**What you should do:**
List each line in which the string "сварки" appears.

(Collected data)

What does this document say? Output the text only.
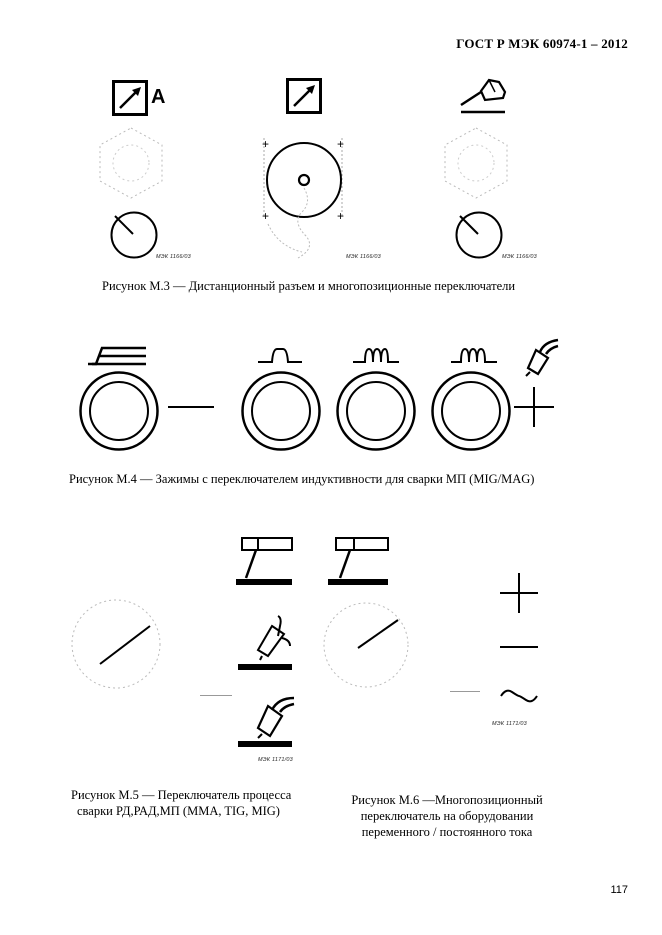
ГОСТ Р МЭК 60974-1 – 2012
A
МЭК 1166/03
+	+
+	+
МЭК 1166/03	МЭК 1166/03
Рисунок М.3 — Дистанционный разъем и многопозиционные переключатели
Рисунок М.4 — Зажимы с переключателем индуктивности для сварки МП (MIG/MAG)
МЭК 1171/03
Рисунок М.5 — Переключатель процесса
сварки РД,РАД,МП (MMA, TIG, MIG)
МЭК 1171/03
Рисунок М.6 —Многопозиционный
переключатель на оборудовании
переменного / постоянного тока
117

**Exercise solution:**
Рисунок М.4 — Зажимы с переключателем индуктивности для сварки МП (MIG/MAG)
сварки РД,РАД,МП (MMA, TIG, MIG)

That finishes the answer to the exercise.